Given request => Rewrite the data from its first line through the line that contains "defaults-card: Defaults Fonts", changing "Demo Event" to "Sample Event" and leaving everything else as it is.

Data entries =>
______
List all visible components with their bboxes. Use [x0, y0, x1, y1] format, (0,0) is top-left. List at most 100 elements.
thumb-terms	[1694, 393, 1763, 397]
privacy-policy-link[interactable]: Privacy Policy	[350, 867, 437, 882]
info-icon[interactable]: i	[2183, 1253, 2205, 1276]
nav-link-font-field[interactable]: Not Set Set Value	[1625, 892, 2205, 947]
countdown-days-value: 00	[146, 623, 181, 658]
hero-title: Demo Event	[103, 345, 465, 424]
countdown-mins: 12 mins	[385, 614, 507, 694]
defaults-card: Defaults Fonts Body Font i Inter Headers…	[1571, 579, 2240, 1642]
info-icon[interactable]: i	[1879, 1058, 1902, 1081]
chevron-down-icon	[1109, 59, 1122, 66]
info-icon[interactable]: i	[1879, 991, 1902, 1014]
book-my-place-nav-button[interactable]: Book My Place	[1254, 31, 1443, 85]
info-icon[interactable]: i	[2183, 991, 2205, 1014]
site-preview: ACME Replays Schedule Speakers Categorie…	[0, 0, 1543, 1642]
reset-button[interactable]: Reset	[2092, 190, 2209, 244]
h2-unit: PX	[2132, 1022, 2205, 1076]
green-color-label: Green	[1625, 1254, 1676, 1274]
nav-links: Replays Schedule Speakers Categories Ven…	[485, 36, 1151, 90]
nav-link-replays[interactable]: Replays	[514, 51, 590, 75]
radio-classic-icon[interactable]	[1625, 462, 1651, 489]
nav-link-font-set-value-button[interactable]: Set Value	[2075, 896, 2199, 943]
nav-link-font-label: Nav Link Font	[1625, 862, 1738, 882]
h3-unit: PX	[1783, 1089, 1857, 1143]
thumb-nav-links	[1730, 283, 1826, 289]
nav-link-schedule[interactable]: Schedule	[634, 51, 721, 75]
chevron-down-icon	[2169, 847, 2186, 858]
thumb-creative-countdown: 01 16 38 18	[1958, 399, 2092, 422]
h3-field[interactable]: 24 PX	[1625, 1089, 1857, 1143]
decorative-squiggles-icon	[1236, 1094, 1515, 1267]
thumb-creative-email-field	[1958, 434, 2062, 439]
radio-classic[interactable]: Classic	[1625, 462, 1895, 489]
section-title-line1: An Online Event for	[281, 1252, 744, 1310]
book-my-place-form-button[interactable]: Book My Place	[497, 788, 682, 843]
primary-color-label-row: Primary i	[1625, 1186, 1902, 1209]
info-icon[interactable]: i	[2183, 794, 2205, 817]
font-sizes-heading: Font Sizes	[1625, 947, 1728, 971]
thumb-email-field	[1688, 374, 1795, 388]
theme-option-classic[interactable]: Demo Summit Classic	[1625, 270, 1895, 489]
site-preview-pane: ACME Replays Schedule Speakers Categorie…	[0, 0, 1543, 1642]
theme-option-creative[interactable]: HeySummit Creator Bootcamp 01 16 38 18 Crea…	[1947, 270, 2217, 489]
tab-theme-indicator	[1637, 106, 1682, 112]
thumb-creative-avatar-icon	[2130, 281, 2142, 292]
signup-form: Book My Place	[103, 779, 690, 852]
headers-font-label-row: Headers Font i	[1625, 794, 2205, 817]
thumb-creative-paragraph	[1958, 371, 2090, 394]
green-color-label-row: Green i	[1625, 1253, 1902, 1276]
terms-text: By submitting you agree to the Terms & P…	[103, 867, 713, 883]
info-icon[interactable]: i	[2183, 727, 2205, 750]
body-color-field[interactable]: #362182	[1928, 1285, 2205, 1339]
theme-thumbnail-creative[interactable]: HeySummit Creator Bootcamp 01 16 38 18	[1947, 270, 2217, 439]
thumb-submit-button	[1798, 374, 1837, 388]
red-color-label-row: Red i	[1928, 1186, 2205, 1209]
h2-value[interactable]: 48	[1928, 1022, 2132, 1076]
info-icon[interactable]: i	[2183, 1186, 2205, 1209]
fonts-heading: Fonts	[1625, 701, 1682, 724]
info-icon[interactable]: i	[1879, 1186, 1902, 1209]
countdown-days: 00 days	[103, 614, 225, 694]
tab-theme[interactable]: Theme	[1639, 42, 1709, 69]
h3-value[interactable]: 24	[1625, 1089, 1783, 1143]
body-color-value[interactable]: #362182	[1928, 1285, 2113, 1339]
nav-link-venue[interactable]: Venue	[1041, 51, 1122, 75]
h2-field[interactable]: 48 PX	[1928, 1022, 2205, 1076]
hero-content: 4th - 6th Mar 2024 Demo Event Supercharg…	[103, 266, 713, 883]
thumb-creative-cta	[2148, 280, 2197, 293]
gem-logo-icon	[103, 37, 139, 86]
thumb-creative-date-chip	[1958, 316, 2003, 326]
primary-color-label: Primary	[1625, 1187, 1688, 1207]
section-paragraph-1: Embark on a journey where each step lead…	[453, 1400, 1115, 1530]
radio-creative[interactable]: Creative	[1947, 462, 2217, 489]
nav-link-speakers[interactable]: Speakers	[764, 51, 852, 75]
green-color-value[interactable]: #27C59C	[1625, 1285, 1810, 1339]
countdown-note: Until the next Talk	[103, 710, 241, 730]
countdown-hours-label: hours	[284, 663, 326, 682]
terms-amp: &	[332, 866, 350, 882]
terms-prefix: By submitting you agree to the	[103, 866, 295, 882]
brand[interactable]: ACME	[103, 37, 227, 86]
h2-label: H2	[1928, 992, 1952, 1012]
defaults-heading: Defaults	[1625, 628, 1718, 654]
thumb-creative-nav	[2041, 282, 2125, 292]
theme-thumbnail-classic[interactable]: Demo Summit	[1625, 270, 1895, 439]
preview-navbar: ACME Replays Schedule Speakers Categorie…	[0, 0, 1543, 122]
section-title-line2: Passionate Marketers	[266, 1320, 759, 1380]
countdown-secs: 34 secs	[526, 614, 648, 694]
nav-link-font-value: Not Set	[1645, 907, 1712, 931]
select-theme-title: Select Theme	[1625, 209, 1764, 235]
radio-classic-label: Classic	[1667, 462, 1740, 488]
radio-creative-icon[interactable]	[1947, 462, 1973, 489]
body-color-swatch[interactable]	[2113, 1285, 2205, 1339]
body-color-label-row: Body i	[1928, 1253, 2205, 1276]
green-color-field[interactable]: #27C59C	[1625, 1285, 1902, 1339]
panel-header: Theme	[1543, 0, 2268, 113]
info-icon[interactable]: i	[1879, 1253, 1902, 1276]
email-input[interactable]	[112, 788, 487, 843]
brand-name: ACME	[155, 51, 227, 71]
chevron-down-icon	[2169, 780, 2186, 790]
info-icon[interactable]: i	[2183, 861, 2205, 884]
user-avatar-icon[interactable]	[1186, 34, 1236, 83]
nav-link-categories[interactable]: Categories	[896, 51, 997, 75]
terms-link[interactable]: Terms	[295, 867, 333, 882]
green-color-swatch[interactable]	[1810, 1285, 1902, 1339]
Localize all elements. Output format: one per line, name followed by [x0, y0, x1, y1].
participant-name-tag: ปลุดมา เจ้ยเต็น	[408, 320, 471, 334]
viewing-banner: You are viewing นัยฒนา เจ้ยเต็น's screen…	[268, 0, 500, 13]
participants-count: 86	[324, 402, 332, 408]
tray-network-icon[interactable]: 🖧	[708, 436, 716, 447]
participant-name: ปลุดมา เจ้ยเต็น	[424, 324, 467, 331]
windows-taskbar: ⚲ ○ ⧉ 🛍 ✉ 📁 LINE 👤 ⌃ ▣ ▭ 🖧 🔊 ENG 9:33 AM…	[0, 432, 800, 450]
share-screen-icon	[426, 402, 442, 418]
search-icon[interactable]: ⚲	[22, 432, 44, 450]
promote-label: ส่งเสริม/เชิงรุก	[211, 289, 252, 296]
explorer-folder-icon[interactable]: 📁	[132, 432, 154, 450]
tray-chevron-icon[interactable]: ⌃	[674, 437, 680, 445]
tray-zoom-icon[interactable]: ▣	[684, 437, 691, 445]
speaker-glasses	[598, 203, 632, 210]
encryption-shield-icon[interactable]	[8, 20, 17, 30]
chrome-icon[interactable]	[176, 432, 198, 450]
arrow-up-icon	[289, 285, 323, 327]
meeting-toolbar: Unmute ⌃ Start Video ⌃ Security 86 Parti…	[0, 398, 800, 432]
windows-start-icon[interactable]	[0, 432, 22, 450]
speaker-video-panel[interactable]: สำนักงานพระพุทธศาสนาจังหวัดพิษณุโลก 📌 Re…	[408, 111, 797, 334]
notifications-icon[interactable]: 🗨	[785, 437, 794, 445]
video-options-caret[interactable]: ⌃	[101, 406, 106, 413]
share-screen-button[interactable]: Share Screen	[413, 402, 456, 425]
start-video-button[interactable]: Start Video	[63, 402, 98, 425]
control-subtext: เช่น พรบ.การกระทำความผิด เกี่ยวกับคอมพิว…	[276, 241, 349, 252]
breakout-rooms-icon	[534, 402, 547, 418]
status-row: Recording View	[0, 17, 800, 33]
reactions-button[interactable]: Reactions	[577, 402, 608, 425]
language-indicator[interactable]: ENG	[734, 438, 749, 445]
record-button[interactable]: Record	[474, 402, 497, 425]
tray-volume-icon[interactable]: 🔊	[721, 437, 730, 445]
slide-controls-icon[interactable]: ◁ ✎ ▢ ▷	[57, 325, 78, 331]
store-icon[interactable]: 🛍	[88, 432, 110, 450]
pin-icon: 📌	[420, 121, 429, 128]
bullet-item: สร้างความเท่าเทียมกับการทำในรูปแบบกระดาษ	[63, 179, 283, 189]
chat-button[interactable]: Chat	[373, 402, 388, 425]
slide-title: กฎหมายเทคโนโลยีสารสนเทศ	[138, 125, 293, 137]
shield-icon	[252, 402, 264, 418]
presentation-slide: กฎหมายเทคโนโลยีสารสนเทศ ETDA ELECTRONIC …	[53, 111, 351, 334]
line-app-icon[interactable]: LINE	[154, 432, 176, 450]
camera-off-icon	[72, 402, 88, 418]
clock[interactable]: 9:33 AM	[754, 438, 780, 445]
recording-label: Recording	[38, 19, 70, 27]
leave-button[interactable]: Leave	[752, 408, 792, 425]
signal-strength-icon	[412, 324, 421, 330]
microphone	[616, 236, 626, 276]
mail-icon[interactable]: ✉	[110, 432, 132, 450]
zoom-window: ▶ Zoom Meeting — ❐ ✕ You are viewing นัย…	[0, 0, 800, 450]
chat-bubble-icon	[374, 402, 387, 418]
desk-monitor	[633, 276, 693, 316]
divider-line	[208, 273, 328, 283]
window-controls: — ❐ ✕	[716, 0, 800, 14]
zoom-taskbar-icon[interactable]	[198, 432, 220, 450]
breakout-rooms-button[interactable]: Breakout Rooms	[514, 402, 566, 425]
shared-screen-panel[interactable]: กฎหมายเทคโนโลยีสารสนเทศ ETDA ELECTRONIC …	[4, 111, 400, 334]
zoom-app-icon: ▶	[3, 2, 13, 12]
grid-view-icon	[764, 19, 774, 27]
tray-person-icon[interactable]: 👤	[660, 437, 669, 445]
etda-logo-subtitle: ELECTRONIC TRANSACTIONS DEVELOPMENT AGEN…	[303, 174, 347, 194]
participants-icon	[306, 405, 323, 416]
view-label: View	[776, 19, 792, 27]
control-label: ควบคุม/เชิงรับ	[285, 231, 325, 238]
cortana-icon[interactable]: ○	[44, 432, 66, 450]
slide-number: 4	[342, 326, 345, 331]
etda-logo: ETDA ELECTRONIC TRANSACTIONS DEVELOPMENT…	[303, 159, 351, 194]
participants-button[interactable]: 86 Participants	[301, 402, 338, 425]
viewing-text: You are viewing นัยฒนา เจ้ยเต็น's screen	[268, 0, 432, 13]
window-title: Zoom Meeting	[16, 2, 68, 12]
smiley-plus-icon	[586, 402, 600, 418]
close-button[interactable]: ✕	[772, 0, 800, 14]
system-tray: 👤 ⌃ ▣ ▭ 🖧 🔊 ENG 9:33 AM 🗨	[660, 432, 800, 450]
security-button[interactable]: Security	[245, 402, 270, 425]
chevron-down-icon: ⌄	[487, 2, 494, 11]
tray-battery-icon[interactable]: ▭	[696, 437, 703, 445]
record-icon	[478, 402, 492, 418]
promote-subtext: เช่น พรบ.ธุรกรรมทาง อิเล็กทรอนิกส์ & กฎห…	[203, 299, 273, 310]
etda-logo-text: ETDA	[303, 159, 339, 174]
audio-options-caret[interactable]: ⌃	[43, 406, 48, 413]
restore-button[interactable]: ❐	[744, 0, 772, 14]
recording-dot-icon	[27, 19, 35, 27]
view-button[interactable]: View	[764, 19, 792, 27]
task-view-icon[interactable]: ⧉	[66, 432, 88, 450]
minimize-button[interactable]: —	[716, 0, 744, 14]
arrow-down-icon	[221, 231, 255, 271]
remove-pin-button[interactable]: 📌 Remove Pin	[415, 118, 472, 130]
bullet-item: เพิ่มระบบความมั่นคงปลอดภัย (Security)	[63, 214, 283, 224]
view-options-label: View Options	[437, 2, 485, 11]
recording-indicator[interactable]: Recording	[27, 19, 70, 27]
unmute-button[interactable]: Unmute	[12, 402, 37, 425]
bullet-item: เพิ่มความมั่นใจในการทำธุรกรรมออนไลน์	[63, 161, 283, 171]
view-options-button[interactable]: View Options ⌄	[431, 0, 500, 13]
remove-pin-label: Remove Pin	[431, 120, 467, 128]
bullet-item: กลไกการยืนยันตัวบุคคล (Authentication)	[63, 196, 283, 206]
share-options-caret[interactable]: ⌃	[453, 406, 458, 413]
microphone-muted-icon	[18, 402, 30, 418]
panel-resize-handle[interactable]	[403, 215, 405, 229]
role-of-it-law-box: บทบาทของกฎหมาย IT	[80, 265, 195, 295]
______
Finished exercise =>
List all visible components with their bboxes. Use [x0, y0, x1, y1] format, (0,0) is top-left. List at most 100 elements.
thumb-terms	[1694, 393, 1763, 397]
privacy-policy-link[interactable]: Privacy Policy	[350, 867, 437, 882]
info-icon[interactable]: i	[2183, 1253, 2205, 1276]
nav-link-font-field[interactable]: Not Set Set Value	[1625, 892, 2205, 947]
countdown-days-value: 00	[146, 623, 181, 658]
hero-title: Sample Event	[103, 345, 465, 424]
countdown-mins: 12 mins	[385, 614, 507, 694]
defaults-card: Defaults Fonts Body Font i Inter Headers…	[1571, 579, 2240, 1642]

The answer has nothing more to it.